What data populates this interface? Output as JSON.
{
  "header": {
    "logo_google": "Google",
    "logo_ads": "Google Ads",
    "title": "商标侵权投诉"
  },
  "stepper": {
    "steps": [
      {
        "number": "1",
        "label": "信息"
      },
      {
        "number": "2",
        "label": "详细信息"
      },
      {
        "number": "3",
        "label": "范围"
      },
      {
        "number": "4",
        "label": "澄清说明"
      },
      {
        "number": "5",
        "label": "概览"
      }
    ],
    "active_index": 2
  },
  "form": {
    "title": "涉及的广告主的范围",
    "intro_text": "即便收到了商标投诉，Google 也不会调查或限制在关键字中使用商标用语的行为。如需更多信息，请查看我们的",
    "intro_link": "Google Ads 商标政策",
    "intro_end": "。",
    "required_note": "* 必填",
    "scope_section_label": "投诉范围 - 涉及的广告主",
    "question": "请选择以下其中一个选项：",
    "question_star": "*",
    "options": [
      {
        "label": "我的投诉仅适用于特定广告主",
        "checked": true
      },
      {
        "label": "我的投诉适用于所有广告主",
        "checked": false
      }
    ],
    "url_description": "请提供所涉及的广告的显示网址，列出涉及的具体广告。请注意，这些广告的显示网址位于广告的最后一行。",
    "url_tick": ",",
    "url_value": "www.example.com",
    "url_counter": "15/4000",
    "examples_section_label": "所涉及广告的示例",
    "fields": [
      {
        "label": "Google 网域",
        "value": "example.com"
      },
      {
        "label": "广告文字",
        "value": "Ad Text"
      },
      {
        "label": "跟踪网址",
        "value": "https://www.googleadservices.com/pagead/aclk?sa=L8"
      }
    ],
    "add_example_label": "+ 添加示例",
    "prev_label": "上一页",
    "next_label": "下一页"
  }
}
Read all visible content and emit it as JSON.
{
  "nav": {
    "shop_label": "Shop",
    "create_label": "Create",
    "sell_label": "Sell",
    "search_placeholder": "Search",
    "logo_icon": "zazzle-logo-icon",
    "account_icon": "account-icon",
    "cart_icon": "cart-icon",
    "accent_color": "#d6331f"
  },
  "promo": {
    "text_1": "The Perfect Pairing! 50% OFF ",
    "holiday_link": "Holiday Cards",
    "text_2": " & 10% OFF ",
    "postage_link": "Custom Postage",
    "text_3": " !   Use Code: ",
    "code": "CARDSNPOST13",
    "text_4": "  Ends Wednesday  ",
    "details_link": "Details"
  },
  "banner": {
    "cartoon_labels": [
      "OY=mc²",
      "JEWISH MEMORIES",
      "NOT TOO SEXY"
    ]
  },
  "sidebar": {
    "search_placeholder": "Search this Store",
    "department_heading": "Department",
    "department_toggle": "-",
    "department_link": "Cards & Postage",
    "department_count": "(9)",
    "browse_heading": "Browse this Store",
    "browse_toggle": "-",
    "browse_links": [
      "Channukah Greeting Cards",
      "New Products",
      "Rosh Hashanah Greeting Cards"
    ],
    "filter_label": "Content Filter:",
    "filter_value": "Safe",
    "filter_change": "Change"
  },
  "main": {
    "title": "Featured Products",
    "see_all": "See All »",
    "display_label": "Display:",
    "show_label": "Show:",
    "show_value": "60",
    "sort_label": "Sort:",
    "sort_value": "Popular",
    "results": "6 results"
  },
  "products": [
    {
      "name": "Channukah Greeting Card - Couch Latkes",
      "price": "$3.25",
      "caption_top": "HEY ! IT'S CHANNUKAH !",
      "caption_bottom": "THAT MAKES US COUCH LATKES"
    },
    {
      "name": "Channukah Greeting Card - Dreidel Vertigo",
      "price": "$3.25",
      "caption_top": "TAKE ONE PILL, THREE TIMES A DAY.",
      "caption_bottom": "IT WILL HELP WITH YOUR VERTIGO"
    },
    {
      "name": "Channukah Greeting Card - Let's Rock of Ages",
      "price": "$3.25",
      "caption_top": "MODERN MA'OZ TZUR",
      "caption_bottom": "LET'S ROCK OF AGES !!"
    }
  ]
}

> _Your instructions_:
The entries above must be returned exactly.

> _Correct output_:
What data populates this interface? Output as JSON.
{
  "header": {
    "logo_google": "Google",
    "logo_ads": "Google Ads",
    "title": "商标侵权投诉"
  },
  "stepper": {
    "steps": [
      {
        "number": "1",
        "label": "信息"
      },
      {
        "number": "2",
        "label": "详细信息"
      },
      {
        "number": "3",
        "label": "范围"
      },
      {
        "number": "4",
        "label": "澄清说明"
      },
      {
        "number": "5",
        "label": "概览"
      }
    ],
    "active_index": 2
  },
  "form": {
    "title": "涉及的广告主的范围",
    "intro_text": "即便收到了商标投诉，Google 也不会调查或限制在关键字中使用商标用语的行为。如需更多信息，请查看我们的",
    "intro_link": "Google Ads 商标政策",
    "intro_end": "。",
    "required_note": "* 必填",
    "scope_section_label": "投诉范围 - 涉及的广告主",
    "question": "请选择以下其中一个选项：",
    "question_star": "*",
    "options": [
      {
        "label": "我的投诉仅适用于特定广告主",
        "checked": true
      },
      {
        "label": "我的投诉适用于所有广告主",
        "checked": false
      }
    ],
    "url_description": "请提供所涉及的广告的显示网址，列出涉及的具体广告。请注意，这些广告的显示网址位于广告的最后一行。",
    "url_tick": ",",
    "url_value": "www.example.com",
    "url_counter": "15/4000",
    "examples_section_label": "所涉及广告的示例",
    "fields": [
      {
        "label": "Google 网域",
        "value": "example.com"
      },
      {
        "label": "广告文字",
        "value": "Ad Text"
      },
      {
        "label": "跟踪网址",
        "value": "https://www.googleadservices.com/pagead/aclk?sa=L8"
      }
    ],
    "add_example_label": "+ 添加示例",
    "prev_label": "上一页",
    "next_label": "下一页"
  }
}
Read all visible content and emit it as JSON.
{
  "nav": {
    "shop_label": "Shop",
    "create_label": "Create",
    "sell_label": "Sell",
    "search_placeholder": "Search",
    "logo_icon": "zazzle-logo-icon",
    "account_icon": "account-icon",
    "cart_icon": "cart-icon",
    "accent_color": "#d6331f"
  },
  "promo": {
    "text_1": "The Perfect Pairing! 50% OFF ",
    "holiday_link": "Holiday Cards",
    "text_2": " & 10% OFF ",
    "postage_link": "Custom Postage",
    "text_3": " !   Use Code: ",
    "code": "CARDSNPOST13",
    "text_4": "  Ends Wednesday  ",
    "details_link": "Details"
  },
  "banner": {
    "cartoon_labels": [
      "OY=mc²",
      "JEWISH MEMORIES",
      "NOT TOO SEXY"
    ]
  },
  "sidebar": {
    "search_placeholder": "Search this Store",
    "department_heading": "Department",
    "department_toggle": "-",
    "department_link": "Cards & Postage",
    "department_count": "(9)",
    "browse_heading": "Browse this Store",
    "browse_toggle": "-",
    "browse_links": [
      "Channukah Greeting Cards",
      "New Products",
      "Rosh Hashanah Greeting Cards"
    ],
    "filter_label": "Content Filter:",
    "filter_value": "Safe",
    "filter_change": "Change"
  },
  "main": {
    "title": "Featured Products",
    "see_all": "See All »",
    "display_label": "Display:",
    "show_label": "Show:",
    "show_value": "60",
    "sort_label": "Sort:",
    "sort_value": "Popular",
    "results": "6 results"
  },
  "products": [
    {
      "name": "Channukah Greeting Card - Couch Latkes",
      "price": "$3.25",
      "caption_top": "HEY ! IT'S CHANNUKAH !",
      "caption_bottom": "THAT MAKES US COUCH LATKES"
    },
    {
      "name": "Channukah Greeting Card - Dreidel Vertigo",
      "price": "$3.25",
      "caption_top": "TAKE ONE PILL, THREE TIMES A DAY.",
      "caption_bottom": "IT WILL HELP WITH YOUR VERTIGO"
    },
    {
      "name": "Channukah Greeting Card - Let's Rock of Ages",
      "price": "$3.25",
      "caption_top": "MODERN MA'OZ TZUR",
      "caption_bottom": "LET'S ROCK OF AGES !!"
    }
  ]
}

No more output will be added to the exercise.